### EXERCISE DESCRIPTION
Work out how many lines in the data hold the word "Score", and reply with that number only.

### Records that describe figures

──────

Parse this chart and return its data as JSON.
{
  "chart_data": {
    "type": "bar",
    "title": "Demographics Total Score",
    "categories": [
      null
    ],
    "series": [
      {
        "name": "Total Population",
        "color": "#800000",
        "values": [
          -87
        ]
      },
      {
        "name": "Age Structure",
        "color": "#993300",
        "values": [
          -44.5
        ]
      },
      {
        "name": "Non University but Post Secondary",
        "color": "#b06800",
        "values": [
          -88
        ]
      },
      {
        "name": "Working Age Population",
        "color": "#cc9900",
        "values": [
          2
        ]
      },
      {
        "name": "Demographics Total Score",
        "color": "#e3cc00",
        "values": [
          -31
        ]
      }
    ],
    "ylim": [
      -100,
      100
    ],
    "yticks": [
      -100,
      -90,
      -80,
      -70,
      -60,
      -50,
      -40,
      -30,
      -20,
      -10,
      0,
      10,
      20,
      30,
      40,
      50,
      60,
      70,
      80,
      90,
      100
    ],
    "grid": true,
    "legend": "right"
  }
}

──────

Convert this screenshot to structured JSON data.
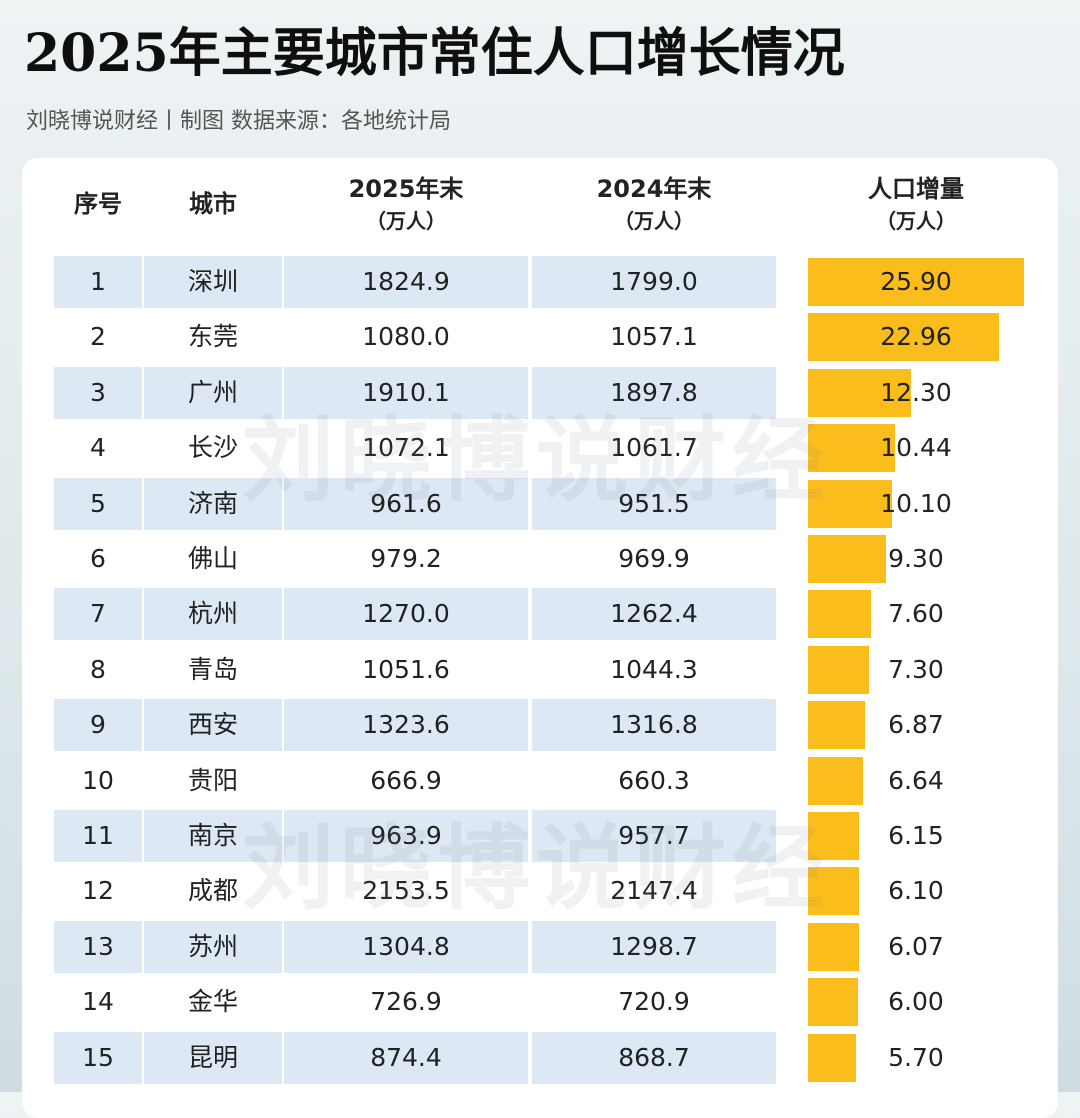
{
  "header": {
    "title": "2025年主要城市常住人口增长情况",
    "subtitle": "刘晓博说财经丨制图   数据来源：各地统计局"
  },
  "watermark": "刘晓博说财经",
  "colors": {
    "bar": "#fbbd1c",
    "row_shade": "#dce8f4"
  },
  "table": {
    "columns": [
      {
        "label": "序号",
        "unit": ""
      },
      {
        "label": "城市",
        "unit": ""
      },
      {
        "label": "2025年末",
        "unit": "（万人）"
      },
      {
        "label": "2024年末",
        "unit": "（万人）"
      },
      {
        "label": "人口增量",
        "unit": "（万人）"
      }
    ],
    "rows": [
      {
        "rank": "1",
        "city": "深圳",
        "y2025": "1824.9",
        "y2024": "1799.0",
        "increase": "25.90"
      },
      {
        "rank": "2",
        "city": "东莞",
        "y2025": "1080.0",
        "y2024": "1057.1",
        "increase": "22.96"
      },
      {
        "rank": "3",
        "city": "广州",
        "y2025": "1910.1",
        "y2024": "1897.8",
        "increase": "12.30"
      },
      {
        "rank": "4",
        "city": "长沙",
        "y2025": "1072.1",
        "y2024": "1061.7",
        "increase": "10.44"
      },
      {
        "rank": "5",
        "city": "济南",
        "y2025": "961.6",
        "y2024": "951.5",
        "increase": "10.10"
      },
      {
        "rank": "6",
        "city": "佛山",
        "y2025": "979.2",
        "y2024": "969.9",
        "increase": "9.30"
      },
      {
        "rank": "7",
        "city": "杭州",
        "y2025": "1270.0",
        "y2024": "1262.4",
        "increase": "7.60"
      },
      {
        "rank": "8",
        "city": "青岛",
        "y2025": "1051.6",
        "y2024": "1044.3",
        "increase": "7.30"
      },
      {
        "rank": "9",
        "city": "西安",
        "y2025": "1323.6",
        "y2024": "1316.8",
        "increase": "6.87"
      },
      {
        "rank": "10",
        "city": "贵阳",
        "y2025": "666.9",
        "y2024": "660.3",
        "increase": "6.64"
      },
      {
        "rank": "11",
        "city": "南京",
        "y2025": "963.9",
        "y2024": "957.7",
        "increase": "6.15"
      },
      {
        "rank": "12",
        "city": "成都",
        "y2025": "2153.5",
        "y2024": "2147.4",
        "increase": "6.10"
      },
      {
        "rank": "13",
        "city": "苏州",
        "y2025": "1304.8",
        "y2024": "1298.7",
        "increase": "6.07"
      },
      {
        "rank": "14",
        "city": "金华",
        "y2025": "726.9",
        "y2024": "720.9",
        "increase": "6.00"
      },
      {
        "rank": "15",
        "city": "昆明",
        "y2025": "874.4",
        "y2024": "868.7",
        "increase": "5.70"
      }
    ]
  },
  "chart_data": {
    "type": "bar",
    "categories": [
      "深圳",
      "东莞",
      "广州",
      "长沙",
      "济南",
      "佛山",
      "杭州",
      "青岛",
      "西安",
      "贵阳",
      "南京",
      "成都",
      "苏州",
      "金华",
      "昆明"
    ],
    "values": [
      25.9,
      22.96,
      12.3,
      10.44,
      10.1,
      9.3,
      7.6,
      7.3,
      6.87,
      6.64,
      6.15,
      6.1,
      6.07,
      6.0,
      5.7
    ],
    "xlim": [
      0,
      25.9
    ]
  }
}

──────

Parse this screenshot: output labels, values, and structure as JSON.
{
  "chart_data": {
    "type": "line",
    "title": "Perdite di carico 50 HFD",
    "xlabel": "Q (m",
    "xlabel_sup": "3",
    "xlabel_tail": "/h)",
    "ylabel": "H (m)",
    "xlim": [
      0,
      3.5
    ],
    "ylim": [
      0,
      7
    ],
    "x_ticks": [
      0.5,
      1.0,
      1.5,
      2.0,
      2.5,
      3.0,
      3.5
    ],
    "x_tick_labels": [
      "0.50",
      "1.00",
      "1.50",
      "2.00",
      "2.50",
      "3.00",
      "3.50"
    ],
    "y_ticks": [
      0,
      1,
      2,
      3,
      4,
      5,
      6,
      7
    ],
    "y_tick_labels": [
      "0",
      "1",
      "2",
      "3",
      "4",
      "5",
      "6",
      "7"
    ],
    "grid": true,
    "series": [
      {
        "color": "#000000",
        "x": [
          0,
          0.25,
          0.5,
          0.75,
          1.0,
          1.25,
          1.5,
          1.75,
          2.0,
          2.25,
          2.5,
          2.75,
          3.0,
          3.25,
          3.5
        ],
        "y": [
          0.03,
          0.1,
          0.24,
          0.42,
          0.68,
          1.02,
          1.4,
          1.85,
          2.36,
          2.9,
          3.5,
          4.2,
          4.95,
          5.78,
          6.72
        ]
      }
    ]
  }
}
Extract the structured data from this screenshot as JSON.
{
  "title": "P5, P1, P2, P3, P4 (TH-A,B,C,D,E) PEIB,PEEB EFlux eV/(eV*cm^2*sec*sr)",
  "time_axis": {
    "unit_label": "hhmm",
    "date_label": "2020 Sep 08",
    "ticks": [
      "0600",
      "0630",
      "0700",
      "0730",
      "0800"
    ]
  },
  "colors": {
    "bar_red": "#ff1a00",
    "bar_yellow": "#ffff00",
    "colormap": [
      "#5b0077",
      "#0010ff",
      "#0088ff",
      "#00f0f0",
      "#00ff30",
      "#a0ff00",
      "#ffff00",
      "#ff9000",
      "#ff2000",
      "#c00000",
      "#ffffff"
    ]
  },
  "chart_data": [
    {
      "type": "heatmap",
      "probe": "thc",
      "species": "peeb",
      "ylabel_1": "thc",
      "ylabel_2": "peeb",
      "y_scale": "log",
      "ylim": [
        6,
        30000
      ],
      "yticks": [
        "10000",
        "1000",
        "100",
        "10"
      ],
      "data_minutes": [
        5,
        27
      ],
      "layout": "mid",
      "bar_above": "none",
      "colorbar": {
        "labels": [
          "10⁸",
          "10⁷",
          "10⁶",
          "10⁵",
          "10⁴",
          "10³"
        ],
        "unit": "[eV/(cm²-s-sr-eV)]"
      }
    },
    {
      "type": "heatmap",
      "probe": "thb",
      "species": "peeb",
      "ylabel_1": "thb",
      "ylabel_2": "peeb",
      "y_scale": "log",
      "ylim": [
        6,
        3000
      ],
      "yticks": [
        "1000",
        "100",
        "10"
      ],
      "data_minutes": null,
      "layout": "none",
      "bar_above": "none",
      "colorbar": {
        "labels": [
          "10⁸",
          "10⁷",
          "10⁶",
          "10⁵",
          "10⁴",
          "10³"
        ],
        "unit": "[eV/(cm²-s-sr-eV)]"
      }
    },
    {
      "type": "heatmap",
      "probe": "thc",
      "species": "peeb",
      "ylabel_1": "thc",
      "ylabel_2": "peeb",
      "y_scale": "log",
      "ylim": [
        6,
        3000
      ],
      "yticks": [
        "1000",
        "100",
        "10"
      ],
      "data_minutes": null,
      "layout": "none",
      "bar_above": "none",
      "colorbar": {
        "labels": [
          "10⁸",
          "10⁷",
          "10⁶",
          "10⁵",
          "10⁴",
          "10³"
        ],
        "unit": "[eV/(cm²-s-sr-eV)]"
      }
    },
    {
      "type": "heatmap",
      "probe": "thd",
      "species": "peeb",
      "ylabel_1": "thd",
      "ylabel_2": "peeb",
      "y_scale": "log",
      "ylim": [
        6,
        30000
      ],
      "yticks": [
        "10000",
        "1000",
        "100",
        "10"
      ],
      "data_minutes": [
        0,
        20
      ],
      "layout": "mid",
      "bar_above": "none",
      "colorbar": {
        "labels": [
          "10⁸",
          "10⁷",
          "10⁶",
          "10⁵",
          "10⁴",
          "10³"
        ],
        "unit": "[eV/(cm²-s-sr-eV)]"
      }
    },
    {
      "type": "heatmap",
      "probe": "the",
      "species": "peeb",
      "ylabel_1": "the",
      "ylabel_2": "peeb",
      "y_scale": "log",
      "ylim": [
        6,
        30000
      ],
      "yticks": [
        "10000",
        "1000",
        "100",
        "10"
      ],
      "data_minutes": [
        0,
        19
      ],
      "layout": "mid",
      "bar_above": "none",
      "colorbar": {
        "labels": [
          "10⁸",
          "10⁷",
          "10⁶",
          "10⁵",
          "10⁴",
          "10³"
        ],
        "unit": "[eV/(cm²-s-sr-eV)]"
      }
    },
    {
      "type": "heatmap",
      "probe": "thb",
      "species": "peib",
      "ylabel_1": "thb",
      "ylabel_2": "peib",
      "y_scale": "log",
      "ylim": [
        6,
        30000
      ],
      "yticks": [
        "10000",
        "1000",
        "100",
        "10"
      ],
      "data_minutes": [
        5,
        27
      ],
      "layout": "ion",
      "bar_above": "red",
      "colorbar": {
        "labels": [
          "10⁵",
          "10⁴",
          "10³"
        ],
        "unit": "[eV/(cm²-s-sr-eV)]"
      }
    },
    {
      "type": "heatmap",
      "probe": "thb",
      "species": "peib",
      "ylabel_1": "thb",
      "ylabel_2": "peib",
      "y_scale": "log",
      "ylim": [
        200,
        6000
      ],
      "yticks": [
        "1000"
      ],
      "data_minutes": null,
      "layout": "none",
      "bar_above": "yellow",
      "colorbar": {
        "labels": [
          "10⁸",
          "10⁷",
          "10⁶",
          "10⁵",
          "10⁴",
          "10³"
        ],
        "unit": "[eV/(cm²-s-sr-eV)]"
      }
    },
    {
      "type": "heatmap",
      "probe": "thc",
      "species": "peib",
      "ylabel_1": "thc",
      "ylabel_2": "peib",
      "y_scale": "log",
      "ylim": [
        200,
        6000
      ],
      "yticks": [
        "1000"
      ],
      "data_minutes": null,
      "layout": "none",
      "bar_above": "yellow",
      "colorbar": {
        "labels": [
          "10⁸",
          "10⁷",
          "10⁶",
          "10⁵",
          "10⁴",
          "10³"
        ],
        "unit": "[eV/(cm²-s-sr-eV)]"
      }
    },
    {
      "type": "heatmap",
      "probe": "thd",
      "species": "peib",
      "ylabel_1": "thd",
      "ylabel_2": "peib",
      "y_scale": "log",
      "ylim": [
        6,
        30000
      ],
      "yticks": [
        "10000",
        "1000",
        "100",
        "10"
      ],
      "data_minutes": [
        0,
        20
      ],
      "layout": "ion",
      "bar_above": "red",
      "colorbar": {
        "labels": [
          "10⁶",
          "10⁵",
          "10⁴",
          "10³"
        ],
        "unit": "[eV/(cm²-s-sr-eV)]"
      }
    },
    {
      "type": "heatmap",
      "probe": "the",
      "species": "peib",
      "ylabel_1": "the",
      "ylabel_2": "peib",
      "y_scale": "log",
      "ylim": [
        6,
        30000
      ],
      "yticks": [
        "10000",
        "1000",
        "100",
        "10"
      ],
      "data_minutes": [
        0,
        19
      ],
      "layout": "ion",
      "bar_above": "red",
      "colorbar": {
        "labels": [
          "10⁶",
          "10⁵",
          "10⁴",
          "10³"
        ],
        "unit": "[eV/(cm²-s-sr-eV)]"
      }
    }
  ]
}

──────

### EXERCISE RESULT
2